** Start Information provided **

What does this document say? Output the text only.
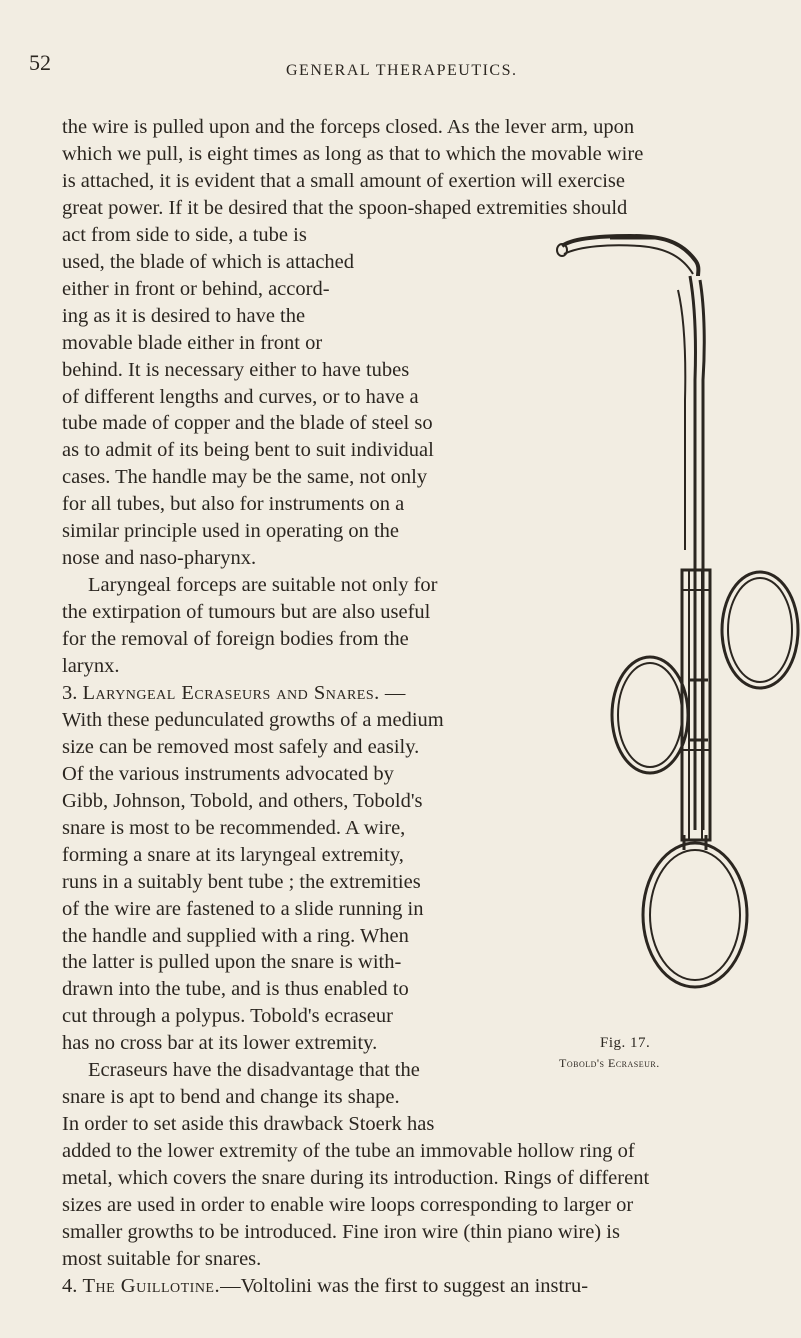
52	GENERAL THERAPEUTICS.
the wire is pulled upon and the forceps closed. As the lever arm, upon
which we pull, is eight times as long as that to which the movable wire
is attached, it is evident that a small amount of exertion will exercise
great power. If it be desired that the spoon-shaped extremities should
act from side to side, a tube is
used, the blade of which is attached
either in front or behind, accord-
ing as it is desired to have the
movable blade either in front or
behind. It is necessary either to have tubes
of different lengths and curves, or to have a
tube made of copper and the blade of steel so
as to admit of its being bent to suit individual
cases. The handle may be the same, not only
for all tubes, but also for instruments on a
similar principle used in operating on the
nose and naso-pharynx.
Laryngeal forceps are suitable not only for
the extirpation of tumours but are also useful
for the removal of foreign bodies from the
larynx.
3. Laryngeal Ecraseurs and Snares. —
With these pedunculated growths of a medium
size can be removed most safely and easily.
Of the various instruments advocated by
Gibb, Johnson, Tobold, and others, Tobold's
snare is most to be recommended. A wire,
forming a snare at its laryngeal extremity,
runs in a suitably bent tube ; the extremities
of the wire are fastened to a slide running in
the handle and supplied with a ring. When
the latter is pulled upon the snare is with-
drawn into the tube, and is thus enabled to
cut through a polypus. Tobold's ecraseur
has no cross bar at its lower extremity.
Ecraseurs have the disadvantage that the
snare is apt to bend and change its shape.
In order to set aside this drawback Stoerk has
added to the lower extremity of the tube an immovable hollow ring of
metal, which covers the snare during its introduction. Rings of different
sizes are used in order to enable wire loops corresponding to larger or
smaller growths to be introduced. Fine iron wire (thin piano wire) is
most suitable for snares.
4. The Guillotine.—Voltolini was the first to suggest an instru-
Fig. 17.
Tobold's Ecraseur.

** End Information provided **

● Exercise goal
Quote the material word for word, dropping any images it holds.

● Solution
What does this document say? Output the text only.
52	GENERAL THERAPEUTICS.
the wire is pulled upon and the forceps closed. As the lever arm, upon
which we pull, is eight times as long as that to which the movable wire
is attached, it is evident that a small amount of exertion will exercise
great power. If it be desired that the spoon-shaped extremities should
act from side to side, a tube is
used, the blade of which is attached
either in front or behind, accord-
ing as it is desired to have the
movable blade either in front or
behind. It is necessary either to have tubes
of different lengths and curves, or to have a
tube made of copper and the blade of steel so
as to admit of its being bent to suit individual
cases. The handle may be the same, not only
for all tubes, but also for instruments on a
similar principle used in operating on the
nose and naso-pharynx.
Laryngeal forceps are suitable not only for
the extirpation of tumours but are also useful
for the removal of foreign bodies from the
larynx.
3. Laryngeal Ecraseurs and Snares. —
With these pedunculated growths of a medium
size can be removed most safely and easily.
Of the various instruments advocated by
Gibb, Johnson, Tobold, and others, Tobold's
snare is most to be recommended. A wire,
forming a snare at its laryngeal extremity,
runs in a suitably bent tube ; the extremities
of the wire are fastened to a slide running in
the handle and supplied with a ring. When
the latter is pulled upon the snare is with-
drawn into the tube, and is thus enabled to
cut through a polypus. Tobold's ecraseur
has no cross bar at its lower extremity.
Ecraseurs have the disadvantage that the
snare is apt to bend and change its shape.
In order to set aside this drawback Stoerk has
added to the lower extremity of the tube an immovable hollow ring of
metal, which covers the snare during its introduction. Rings of different
sizes are used in order to enable wire loops corresponding to larger or
smaller growths to be introduced. Fine iron wire (thin piano wire) is
most suitable for snares.
4. The Guillotine.—Voltolini was the first to suggest an instru-
Fig. 17.
Tobold's Ecraseur.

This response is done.